Exercise description: Pick out all lines of the entries that include the word "在工作中" and copy them.
━━ Exercise material ━━
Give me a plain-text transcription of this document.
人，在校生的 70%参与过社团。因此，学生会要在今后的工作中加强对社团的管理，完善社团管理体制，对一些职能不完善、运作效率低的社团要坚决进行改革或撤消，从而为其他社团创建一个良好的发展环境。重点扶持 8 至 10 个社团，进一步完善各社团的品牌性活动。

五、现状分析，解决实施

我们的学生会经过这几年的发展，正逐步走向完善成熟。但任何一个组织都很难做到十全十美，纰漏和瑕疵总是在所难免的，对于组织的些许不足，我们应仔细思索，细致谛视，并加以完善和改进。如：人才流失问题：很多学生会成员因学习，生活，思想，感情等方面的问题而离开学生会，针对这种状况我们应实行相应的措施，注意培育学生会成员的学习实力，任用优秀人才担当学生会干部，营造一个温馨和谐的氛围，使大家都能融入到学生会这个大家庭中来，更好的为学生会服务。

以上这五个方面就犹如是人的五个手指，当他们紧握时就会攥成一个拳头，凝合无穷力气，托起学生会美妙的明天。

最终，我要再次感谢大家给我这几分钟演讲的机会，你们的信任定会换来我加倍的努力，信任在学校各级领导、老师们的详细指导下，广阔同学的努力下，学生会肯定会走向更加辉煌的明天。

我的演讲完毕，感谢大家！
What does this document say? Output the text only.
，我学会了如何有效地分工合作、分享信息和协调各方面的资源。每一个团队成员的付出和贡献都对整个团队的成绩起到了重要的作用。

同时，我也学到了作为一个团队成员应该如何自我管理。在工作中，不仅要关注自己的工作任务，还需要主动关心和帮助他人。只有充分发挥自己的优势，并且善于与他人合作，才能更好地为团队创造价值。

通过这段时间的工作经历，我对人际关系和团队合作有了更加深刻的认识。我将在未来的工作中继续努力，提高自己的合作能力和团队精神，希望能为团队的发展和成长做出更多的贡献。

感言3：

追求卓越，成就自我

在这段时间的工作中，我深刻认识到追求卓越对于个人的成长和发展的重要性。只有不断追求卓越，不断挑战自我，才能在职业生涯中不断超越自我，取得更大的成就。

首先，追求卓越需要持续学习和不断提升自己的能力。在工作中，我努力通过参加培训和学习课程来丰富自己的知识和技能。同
━━━
Answer for the task:
同时，我也学到了作为一个团队成员应该如何自我管理。在工作中，不仅要关注自己的工作任务，还需要主动关心和帮助他人。只有充分发挥自己的优势，并且善于与他人合作，才能更好地为团队创造价值。
首先，追求卓越需要持续学习和不断提升自己的能力。在工作中，我努力通过参加培训和学习课程来丰富自己的知识和技能。同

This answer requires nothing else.